▶ **Conjunto de tarefas**
A - Diga se cada afirmação concorda com o texto sobre Elizabeth Bishop, respondendo sim ou não e citando as palavras do texto que decidem a questão: (i) o monólogo foi escrito por José Possi Neto; (ii) a poeta viveu no Brasil por 15 anos; (iii) o espetáculo inclui apenas sete poemas.
B - Retome o texto sobre Elizabeth Bishop e continue-o a partir da última frase apresentada.

═══ Texto da página

Um prosaico caju está na origem de uma fascinante aventura literária. Em 1951, de passagem pelo Rio de Janeiro durante uma viagem de circunavegação pela América do Sul, a poeta americana Elizabeth Bishop (1911-1979), com sua curiosidade peculiar, resolveu sentir o gosto da exótica fruta. Teve uma reação alérgica que a impediu de continuar a viagem e muito menos abrir os olhos por vários dias. Tratada em Petrópolis pela anfitriã, a urbanista Lota Macedo Soares – autora do projeto do Aterro do Flamengo –, Elizabeth respondeu pelos cuidados com uma inesperada e avassaladora paixão. O amor que levou a poeta a viver no Brasil por 15 anos, ganhou os palcos no monólogo Um porto para Elizabeth Bishop, estrelado por Regina Braga, em cartaz no Teatro Sesc Anchieta, em São Paulo. Escrito pela jornalista Marta Góes e dirigido por José Possi Neto, o espetáculo não narra apenas os lances muitas vezes trágicos do relacionamento entre as duas mulheres. Também faz um saboroso retrato do País durante os anos 50 e 60, tendo por base o olhar estrangeiro da americana.

Movimentando-se num cenário de linhas modernistas, Regina encarna com desenvoltura a poeta que escreveu no Brasil livros como Questions of travel e Poems, este último responsável pela sua premiação com o Pulitzer. Mas os poemas são raros no espetáculo. “Não queria que a peça virasse um sarau”, afirma Marta, que, juntamente com Regina e Possi Neto, decidiu pela inserção de apenas sete deles, escolhidos a dedo numa obra genial de pouco mais de 100. Banho de xampu, por exemplo, é declamado quando Elizabeth assume seu amor por Lota, banhando-se numa bacia magicamente iluminada, enquanto ao fundo explodem fogos de artifício numa projeção em preto-e-branco. “No teu cabelo negro brilham estrelas (…)/ Vem, deixa eu lavá-lo, aqui nesta bacia/Amassada e brilhante como a lua.” Na mesma linha encontra-se um sem título e quase inédito, que Marta apelidou de As amantes.

══════
═══ Entradas extraídas

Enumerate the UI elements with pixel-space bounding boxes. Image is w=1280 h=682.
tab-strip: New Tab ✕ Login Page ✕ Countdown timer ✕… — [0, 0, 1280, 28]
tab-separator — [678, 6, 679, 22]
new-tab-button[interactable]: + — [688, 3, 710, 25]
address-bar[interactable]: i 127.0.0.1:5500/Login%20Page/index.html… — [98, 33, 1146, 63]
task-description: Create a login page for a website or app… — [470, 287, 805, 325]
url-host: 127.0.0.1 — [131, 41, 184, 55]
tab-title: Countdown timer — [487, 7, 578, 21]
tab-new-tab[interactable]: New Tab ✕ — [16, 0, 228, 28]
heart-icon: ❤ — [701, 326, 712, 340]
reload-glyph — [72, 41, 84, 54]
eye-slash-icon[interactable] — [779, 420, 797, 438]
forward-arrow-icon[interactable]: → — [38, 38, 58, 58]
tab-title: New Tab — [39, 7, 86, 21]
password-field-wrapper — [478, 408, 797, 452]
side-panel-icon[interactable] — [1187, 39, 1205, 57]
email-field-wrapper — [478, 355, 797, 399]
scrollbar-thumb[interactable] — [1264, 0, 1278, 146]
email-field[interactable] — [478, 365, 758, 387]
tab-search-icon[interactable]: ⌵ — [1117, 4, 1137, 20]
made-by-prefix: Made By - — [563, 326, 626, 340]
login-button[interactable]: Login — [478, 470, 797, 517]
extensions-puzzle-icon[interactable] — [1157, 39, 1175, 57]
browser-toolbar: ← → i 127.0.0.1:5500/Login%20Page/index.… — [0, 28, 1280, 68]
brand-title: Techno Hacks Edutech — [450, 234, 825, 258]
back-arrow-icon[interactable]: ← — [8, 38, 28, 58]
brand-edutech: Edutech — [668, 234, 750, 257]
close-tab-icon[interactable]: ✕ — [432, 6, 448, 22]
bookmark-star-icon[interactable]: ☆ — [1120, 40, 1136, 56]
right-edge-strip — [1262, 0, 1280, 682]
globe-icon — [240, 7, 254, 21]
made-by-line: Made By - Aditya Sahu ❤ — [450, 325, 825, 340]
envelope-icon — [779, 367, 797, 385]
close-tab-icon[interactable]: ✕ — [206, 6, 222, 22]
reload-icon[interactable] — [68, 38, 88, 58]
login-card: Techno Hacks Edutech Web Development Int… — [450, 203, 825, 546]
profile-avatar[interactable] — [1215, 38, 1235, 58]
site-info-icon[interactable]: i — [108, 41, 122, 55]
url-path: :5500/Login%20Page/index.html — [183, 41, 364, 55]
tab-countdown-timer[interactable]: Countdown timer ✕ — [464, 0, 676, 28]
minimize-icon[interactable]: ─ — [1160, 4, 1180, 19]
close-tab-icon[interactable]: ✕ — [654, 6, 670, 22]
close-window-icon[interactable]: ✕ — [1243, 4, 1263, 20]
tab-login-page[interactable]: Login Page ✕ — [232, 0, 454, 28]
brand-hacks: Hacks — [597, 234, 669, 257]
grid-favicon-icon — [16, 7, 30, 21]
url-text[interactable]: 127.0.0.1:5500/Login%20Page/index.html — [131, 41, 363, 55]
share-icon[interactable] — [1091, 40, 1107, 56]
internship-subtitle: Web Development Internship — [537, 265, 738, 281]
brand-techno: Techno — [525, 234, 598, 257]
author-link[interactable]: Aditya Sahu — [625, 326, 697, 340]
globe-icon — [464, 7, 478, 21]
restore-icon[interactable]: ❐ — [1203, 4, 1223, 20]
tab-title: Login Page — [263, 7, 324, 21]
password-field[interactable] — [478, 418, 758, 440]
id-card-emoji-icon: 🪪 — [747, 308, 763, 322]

══════

▶ **Respostas dos exercícios**
A -
(i) Não: "Escrito pela jornalista Marta Góes e dirigido por José Possi Neto".
(ii) Sim: "O amor que levou a poeta a viver no Brasil por 15 anos".
(iii) Sim: "decidiu pela inserção de apenas sete deles".

B -
O poema foi escrito à mão, depois emoldurado, enfeitado com desenhos em aquarela feitos pela autora e dado de presente à dinamarquesa Lilli Correia de Araújo, dona do Pouso do Chico Rei, em Ouro Preto, onde Elizabeth passava temporadas desde 1965. Lilli comandou a restauração da Casa Mariana, comprada pela americana na cidade histórica e assim batizada em homenagem à amiga e mestra Marianne Moore, igualmente uma poeta de renome nos Estados Unidos. Quem trouxe o fato à tona foi o artista plástico mineiro José Alberto Nemer, que, após conhecer o poema na casa de Lilli, o transcreveu, imprimiu numa gravura e deu de presente de casamento para sua mulher. Tempos depois, o próprio Nemer enviou uma cópia aos Estados Unidos a pedido do pesquisador Lloyd Schwartz, que o publicou numa reportagem sobre a poeta, de cuja obra ele é um expert. Até hoje os versos não integram nenhuma edição completa de Elizabeth Bishop.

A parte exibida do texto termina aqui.